[Supplied entries start]

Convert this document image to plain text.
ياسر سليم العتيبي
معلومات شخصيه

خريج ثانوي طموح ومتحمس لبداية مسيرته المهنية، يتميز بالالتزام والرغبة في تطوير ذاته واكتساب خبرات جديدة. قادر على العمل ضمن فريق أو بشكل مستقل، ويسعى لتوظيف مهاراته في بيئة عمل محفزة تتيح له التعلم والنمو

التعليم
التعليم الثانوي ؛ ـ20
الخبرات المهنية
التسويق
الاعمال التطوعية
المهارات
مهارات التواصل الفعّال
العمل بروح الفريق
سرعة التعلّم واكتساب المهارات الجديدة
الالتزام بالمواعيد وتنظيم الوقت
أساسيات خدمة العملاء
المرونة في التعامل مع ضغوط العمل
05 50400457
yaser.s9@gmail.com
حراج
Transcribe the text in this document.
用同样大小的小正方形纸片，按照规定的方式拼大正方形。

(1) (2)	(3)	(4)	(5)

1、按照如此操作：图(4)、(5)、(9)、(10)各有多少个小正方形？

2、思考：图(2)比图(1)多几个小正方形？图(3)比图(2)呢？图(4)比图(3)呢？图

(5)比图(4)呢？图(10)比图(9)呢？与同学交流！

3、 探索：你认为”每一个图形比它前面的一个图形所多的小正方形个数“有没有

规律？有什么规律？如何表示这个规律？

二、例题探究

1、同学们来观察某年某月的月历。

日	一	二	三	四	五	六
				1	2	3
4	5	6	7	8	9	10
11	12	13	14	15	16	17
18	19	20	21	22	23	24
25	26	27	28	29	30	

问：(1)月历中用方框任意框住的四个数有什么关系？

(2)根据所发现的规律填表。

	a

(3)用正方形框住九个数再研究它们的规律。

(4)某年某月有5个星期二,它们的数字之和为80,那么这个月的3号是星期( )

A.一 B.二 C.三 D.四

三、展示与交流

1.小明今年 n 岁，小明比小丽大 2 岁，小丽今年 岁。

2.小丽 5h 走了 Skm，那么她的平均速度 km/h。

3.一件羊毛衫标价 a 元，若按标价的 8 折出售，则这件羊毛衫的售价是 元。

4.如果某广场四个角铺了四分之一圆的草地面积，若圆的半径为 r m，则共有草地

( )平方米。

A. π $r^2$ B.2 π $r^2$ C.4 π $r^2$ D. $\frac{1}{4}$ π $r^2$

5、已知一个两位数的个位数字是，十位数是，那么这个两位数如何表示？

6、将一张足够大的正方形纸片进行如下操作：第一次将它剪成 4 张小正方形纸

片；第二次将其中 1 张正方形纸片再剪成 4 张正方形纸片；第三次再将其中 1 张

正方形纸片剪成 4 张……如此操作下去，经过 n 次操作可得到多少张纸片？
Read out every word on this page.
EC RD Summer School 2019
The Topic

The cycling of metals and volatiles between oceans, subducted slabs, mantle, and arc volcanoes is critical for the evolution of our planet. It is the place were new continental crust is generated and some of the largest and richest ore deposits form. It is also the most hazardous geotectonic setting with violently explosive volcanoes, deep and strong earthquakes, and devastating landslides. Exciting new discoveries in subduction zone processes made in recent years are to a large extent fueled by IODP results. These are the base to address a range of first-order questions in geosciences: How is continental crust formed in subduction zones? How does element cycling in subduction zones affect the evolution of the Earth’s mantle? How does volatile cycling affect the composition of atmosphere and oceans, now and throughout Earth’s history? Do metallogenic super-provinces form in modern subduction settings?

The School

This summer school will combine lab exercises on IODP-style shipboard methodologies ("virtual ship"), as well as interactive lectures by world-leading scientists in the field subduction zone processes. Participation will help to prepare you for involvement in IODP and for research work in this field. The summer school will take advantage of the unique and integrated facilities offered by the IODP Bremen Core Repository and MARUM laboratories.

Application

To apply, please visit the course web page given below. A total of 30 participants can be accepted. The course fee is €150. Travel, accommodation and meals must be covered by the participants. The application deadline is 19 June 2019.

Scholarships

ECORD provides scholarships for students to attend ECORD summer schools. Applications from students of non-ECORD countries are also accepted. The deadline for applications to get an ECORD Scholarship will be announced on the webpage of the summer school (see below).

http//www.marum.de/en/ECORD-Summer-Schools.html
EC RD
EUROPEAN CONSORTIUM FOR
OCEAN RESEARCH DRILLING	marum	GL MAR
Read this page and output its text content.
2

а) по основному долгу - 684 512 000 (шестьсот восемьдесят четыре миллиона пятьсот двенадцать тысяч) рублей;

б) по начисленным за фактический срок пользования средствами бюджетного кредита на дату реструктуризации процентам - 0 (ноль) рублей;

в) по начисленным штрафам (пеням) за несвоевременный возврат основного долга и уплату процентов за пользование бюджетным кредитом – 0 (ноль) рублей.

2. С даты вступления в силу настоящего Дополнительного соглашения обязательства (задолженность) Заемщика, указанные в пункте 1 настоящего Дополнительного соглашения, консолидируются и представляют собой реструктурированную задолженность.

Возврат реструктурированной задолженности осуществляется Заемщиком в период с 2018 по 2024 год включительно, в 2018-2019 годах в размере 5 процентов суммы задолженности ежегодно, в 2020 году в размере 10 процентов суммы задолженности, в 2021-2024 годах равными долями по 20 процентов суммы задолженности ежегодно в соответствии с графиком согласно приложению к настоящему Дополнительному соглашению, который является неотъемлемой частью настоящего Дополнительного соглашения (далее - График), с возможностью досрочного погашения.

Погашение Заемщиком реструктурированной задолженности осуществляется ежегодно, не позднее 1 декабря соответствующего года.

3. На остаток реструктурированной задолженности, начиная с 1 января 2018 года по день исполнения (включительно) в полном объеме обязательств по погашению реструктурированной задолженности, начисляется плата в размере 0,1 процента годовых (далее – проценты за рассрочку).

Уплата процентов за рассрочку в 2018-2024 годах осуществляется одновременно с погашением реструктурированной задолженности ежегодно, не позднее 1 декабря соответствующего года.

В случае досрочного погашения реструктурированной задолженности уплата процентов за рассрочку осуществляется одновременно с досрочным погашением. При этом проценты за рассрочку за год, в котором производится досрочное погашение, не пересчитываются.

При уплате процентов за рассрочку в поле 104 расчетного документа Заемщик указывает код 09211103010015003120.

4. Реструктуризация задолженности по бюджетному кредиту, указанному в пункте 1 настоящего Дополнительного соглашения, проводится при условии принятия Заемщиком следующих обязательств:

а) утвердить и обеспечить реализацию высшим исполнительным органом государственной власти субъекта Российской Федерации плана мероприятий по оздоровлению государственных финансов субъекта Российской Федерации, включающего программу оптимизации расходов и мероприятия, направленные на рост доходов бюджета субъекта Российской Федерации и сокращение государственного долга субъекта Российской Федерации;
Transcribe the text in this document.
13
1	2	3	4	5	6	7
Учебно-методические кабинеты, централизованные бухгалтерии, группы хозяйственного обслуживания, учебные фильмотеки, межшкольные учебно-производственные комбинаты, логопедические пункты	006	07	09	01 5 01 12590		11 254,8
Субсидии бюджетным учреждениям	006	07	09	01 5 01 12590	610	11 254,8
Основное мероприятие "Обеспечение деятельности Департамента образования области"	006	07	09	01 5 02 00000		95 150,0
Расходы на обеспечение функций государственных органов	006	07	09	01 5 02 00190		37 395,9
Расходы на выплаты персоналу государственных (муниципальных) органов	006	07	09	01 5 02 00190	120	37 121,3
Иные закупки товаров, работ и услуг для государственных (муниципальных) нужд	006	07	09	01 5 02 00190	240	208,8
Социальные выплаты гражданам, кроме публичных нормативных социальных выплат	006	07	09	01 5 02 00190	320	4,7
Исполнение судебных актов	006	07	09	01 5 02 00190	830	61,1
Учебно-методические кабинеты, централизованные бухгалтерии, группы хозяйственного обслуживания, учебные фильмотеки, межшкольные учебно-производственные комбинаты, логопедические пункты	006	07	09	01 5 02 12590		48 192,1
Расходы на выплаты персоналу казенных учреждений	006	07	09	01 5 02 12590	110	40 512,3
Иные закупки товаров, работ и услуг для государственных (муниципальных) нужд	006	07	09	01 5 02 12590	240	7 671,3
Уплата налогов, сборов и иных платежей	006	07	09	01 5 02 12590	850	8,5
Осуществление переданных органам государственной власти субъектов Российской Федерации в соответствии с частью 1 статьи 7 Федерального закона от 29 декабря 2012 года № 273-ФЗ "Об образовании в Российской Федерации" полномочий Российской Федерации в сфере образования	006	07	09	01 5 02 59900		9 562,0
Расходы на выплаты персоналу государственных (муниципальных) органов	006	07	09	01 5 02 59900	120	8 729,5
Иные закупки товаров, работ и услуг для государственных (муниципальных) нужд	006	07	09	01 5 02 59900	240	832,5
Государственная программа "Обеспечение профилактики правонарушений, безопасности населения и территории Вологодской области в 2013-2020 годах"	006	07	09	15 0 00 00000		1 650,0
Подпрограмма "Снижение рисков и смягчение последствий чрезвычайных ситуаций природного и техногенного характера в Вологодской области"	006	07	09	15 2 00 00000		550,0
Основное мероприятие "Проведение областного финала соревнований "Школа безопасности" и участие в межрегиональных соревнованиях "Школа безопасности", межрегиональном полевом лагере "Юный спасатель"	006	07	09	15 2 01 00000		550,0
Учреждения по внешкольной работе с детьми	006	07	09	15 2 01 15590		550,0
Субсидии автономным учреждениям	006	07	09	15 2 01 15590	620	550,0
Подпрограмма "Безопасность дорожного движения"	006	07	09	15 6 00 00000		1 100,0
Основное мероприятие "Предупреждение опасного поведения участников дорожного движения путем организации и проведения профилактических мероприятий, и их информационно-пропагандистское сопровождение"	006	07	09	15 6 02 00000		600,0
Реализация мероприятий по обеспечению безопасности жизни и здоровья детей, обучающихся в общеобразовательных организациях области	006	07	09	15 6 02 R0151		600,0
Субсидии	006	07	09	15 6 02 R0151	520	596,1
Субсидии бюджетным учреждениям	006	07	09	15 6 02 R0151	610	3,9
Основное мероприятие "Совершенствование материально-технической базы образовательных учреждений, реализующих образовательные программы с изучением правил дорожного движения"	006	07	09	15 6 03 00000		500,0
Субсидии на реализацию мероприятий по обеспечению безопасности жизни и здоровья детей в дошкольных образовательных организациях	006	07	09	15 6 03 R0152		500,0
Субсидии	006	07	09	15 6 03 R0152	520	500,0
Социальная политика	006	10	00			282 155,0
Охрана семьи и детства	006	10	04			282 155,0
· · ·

[Supplied entries end]

Request: Scan the entries above. Copy each line that has the string "методические".

Expected output:
Учебно-методические кабинеты, централизованные бухгалтерии, группы хозяйственного обслуживания, учебные фильмотеки, межшкольные учебно-производственные комбинаты, логопедические пункты	006	07	09	01 5 01 12590		11 254,8
Учебно-методические кабинеты, централизованные бухгалтерии, группы хозяйственного обслуживания, учебные фильмотеки, межшкольные учебно-производственные комбинаты, логопедические пункты	006	07	09	01 5 02 12590		48 192,1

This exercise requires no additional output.